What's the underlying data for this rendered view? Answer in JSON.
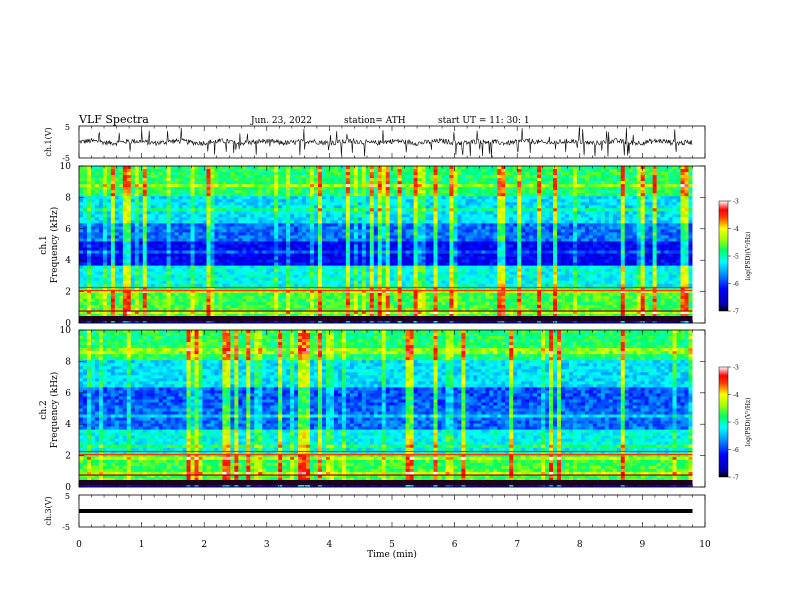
{
  "header": {
    "title": "VLF  Spectra",
    "date": "Jun. 23, 2022",
    "station": "station= ATH",
    "start_time": "start  UT  =    11: 30: 1"
  },
  "chart_data": [
    {
      "type": "line",
      "name": "ch1-waveform",
      "ylabel": "ch.1(V)",
      "ylim": [
        -5,
        5
      ],
      "yticks": [
        "5",
        "-5"
      ],
      "xlim": [
        0,
        10
      ],
      "baseline": 0
    },
    {
      "type": "heatmap",
      "name": "ch1-spectrogram",
      "ylabel_line1": "ch.1",
      "ylabel_line2": "Frequency  (kHz)",
      "ylim": [
        0,
        10
      ],
      "yticks": [
        "0",
        "2",
        "4",
        "6",
        "8",
        "10"
      ],
      "xlim": [
        0,
        9.8
      ],
      "colorbar": {
        "label": "log(PSD)(V²/Hz)",
        "range": [
          -7,
          -3
        ],
        "ticks": [
          "-3",
          "-4",
          "-5",
          "-6",
          "-7"
        ]
      }
    },
    {
      "type": "heatmap",
      "name": "ch2-spectrogram",
      "ylabel_line1": "ch.2",
      "ylabel_line2": "Frequency  (kHz)",
      "ylim": [
        0,
        10
      ],
      "yticks": [
        "0",
        "2",
        "4",
        "6",
        "8",
        "10"
      ],
      "xlim": [
        0,
        9.8
      ],
      "colorbar": {
        "label": "log(PSD)(V²/Hz)",
        "range": [
          -7,
          -3
        ],
        "ticks": [
          "-3",
          "-4",
          "-5",
          "-6",
          "-7"
        ]
      }
    },
    {
      "type": "line",
      "name": "ch3-waveform",
      "ylabel": "ch.3(V)",
      "ylim": [
        -5,
        5
      ],
      "yticks": [
        "5",
        "-5"
      ],
      "xlim": [
        0,
        10
      ],
      "baseline": 0
    }
  ],
  "xaxis": {
    "label": "Time  (min)",
    "ticks": [
      "0",
      "1",
      "2",
      "3",
      "4",
      "5",
      "6",
      "7",
      "8",
      "9",
      "10"
    ]
  },
  "colors": {
    "axis": "#000000",
    "background": "#ffffff"
  }
}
-.-.-
Identify each line of the material where the word "name" shows up, and copy it.

_The response_.
      "name": "ch1-waveform",
      "name": "ch1-spectrogram",
      "name": "ch2-spectrogram",
      "name": "ch3-waveform",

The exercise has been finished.